Materials provided —
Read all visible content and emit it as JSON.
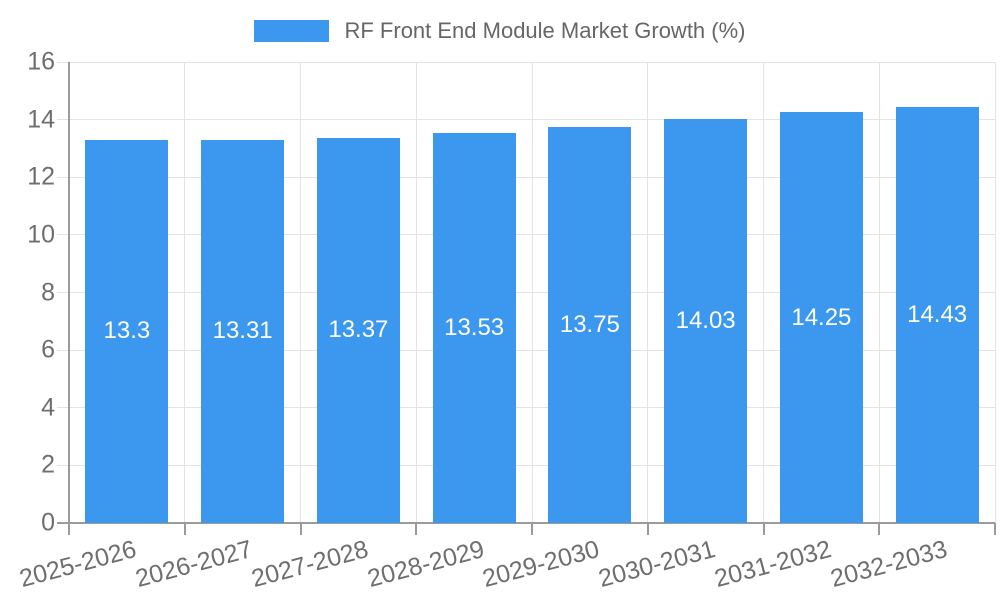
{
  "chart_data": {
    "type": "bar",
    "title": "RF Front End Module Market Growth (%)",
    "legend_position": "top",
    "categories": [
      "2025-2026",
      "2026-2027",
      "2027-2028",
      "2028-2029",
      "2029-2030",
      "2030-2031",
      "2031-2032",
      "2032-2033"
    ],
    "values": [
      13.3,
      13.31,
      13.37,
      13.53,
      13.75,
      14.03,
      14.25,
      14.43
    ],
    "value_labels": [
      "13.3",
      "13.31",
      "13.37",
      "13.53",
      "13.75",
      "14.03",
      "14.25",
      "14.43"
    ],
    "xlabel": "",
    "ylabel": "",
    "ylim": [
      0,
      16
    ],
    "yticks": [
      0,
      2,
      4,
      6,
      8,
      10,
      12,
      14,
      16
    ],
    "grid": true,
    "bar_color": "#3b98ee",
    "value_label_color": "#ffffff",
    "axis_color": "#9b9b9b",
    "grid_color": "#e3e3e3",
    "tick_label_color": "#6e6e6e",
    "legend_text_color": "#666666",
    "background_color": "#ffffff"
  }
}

Stated task — All of the material above should be reproduced exactly, except the pictures.

Solution to the problem —
Read all visible content and emit it as JSON.
{
  "chart_data": {
    "type": "bar",
    "title": "RF Front End Module Market Growth (%)",
    "legend_position": "top",
    "categories": [
      "2025-2026",
      "2026-2027",
      "2027-2028",
      "2028-2029",
      "2029-2030",
      "2030-2031",
      "2031-2032",
      "2032-2033"
    ],
    "values": [
      13.3,
      13.31,
      13.37,
      13.53,
      13.75,
      14.03,
      14.25,
      14.43
    ],
    "value_labels": [
      "13.3",
      "13.31",
      "13.37",
      "13.53",
      "13.75",
      "14.03",
      "14.25",
      "14.43"
    ],
    "xlabel": "",
    "ylabel": "",
    "ylim": [
      0,
      16
    ],
    "yticks": [
      0,
      2,
      4,
      6,
      8,
      10,
      12,
      14,
      16
    ],
    "grid": true,
    "bar_color": "#3b98ee",
    "value_label_color": "#ffffff",
    "axis_color": "#9b9b9b",
    "grid_color": "#e3e3e3",
    "tick_label_color": "#6e6e6e",
    "legend_text_color": "#666666",
    "background_color": "#ffffff"
  }
}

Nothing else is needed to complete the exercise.